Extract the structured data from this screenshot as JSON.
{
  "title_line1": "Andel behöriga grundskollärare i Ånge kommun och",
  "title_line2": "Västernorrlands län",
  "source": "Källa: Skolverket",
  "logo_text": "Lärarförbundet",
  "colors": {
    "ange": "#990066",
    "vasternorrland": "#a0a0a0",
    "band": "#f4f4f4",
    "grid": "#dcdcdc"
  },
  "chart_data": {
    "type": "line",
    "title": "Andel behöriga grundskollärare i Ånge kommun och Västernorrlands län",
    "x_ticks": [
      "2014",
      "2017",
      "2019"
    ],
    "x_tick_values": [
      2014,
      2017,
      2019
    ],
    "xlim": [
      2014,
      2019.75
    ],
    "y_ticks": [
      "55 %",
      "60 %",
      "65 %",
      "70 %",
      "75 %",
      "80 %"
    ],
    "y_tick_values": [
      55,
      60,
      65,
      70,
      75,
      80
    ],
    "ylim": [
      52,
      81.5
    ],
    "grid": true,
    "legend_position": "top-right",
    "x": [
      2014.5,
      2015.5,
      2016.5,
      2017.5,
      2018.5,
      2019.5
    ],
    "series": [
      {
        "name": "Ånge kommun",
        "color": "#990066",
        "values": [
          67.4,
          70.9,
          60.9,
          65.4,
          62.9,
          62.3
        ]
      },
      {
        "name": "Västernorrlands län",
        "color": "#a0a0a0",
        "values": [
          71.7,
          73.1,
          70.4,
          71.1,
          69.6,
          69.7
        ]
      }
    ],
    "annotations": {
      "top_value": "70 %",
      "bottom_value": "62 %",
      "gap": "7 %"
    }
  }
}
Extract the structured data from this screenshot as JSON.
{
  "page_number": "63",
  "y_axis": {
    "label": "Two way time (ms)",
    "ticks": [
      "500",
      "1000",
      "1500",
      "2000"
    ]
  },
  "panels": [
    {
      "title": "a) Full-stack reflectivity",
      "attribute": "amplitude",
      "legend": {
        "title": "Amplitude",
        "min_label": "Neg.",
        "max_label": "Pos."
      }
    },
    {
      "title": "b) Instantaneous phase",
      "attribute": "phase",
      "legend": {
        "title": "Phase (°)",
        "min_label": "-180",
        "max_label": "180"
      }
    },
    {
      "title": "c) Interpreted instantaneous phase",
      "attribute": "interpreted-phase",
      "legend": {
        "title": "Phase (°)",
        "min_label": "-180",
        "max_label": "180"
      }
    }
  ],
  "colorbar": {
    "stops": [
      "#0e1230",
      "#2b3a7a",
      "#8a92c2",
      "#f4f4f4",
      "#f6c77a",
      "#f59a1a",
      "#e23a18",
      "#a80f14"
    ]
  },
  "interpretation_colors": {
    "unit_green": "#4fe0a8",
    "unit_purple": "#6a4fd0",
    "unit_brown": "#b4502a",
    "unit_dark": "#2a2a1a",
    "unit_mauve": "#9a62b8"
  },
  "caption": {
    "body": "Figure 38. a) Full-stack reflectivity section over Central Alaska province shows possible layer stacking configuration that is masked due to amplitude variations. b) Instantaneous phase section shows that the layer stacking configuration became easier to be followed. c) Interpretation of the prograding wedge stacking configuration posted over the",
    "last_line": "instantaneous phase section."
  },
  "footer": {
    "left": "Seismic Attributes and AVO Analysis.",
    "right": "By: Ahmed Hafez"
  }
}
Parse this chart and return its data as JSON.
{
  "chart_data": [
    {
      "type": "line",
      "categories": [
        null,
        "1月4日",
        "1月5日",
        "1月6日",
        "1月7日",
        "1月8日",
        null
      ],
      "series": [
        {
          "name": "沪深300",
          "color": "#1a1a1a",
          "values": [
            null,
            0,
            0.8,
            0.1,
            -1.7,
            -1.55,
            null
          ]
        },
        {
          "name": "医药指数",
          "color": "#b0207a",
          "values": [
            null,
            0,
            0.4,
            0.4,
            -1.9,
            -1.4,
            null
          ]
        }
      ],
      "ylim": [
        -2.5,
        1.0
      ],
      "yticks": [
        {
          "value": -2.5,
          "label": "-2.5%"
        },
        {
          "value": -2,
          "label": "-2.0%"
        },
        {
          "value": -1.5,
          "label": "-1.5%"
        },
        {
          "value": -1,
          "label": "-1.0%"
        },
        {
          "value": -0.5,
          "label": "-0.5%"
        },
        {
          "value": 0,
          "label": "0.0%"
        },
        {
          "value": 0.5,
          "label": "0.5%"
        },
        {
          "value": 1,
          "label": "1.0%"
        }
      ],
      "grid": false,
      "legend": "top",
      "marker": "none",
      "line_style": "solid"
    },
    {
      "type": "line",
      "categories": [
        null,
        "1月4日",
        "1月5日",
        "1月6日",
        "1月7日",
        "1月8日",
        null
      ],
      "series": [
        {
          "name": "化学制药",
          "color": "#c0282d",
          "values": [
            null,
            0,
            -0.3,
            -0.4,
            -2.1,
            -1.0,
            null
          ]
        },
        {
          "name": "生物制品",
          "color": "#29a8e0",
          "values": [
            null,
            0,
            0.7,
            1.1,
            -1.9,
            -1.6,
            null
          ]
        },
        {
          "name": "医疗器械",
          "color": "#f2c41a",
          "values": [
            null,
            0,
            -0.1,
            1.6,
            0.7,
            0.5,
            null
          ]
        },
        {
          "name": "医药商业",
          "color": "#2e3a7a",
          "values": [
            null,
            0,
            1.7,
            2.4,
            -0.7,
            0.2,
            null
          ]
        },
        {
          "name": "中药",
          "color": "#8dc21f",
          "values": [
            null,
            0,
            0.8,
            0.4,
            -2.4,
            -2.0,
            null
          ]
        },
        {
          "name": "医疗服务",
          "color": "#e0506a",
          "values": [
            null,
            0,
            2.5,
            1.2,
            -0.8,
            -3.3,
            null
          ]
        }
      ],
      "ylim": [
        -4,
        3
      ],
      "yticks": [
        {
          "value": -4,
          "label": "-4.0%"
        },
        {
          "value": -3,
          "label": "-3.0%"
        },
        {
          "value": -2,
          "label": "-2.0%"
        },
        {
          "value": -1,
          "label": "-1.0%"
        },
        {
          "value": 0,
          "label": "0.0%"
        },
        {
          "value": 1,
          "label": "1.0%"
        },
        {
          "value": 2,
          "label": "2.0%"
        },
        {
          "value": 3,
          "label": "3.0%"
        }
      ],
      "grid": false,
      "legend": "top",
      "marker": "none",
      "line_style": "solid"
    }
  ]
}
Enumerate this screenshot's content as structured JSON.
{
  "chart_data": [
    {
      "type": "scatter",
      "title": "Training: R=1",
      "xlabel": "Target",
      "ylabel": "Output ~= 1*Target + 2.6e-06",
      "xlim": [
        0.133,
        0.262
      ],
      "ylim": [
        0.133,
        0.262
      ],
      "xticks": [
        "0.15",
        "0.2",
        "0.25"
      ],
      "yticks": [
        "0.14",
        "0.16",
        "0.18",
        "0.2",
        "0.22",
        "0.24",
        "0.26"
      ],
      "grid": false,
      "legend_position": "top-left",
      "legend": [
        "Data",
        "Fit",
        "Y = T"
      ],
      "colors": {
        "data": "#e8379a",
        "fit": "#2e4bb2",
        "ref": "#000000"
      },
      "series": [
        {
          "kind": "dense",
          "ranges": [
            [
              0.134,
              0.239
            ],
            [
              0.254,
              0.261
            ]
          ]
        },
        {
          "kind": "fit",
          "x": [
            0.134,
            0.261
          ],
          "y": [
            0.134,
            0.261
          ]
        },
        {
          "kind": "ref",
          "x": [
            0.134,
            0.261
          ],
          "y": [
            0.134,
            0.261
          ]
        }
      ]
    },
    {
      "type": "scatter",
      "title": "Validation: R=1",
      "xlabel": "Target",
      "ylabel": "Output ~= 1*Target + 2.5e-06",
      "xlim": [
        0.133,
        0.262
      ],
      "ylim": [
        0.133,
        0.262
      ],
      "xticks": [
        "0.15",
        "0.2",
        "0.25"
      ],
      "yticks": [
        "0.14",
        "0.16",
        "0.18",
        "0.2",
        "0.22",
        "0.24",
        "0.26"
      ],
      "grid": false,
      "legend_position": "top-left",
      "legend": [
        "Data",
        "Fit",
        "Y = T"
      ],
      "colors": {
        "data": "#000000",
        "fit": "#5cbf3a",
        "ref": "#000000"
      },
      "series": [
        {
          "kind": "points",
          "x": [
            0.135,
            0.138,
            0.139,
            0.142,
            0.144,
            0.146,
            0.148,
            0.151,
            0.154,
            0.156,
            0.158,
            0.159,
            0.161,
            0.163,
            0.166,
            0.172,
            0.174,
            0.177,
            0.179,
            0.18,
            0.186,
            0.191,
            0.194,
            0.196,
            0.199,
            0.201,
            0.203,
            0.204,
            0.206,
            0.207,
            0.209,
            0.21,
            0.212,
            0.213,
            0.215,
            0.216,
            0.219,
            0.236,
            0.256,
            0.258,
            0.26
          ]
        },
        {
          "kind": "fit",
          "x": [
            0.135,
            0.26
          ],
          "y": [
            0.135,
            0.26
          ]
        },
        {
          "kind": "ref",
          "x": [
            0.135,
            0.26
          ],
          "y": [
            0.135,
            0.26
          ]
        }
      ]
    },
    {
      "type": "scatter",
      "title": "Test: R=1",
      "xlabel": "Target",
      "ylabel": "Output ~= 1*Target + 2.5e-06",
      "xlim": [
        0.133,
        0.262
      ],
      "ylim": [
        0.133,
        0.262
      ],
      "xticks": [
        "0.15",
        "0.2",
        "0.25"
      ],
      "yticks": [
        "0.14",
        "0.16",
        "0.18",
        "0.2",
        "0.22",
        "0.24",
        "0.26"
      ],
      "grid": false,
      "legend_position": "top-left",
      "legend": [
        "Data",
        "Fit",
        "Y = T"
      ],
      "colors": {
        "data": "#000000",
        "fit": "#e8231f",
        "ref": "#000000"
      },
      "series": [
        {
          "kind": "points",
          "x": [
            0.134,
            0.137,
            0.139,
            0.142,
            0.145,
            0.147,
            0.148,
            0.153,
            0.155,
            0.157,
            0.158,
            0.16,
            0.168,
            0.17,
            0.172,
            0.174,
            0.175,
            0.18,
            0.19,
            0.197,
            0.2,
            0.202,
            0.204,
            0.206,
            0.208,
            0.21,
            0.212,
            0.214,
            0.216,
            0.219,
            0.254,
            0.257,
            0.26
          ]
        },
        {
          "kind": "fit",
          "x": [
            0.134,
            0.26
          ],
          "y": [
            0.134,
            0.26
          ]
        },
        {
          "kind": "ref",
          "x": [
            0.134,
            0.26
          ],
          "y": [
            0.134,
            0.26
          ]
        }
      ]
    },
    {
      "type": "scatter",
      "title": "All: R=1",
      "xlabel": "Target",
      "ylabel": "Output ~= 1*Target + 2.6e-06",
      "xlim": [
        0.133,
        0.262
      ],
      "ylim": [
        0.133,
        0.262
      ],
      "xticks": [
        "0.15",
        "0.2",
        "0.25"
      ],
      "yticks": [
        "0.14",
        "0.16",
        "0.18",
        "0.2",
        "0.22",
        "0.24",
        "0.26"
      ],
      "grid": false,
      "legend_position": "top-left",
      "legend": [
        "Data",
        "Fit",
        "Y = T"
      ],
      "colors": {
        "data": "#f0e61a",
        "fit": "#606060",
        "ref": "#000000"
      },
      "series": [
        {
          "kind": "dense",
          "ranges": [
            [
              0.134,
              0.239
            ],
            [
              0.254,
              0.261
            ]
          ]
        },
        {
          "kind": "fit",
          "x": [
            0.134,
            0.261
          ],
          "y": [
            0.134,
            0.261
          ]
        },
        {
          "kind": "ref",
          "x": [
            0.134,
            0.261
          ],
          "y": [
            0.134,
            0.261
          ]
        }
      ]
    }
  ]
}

################

▶ GOAL
Scan the records above for the string "Västernorrlands", then select every line that holds it.

▶ RESPONSE TO THE EXERCISE
  "title_line2": "Västernorrlands län",
    "title": "Andel behöriga grundskollärare i Ånge kommun och Västernorrlands län",
        "name": "Västernorrlands län",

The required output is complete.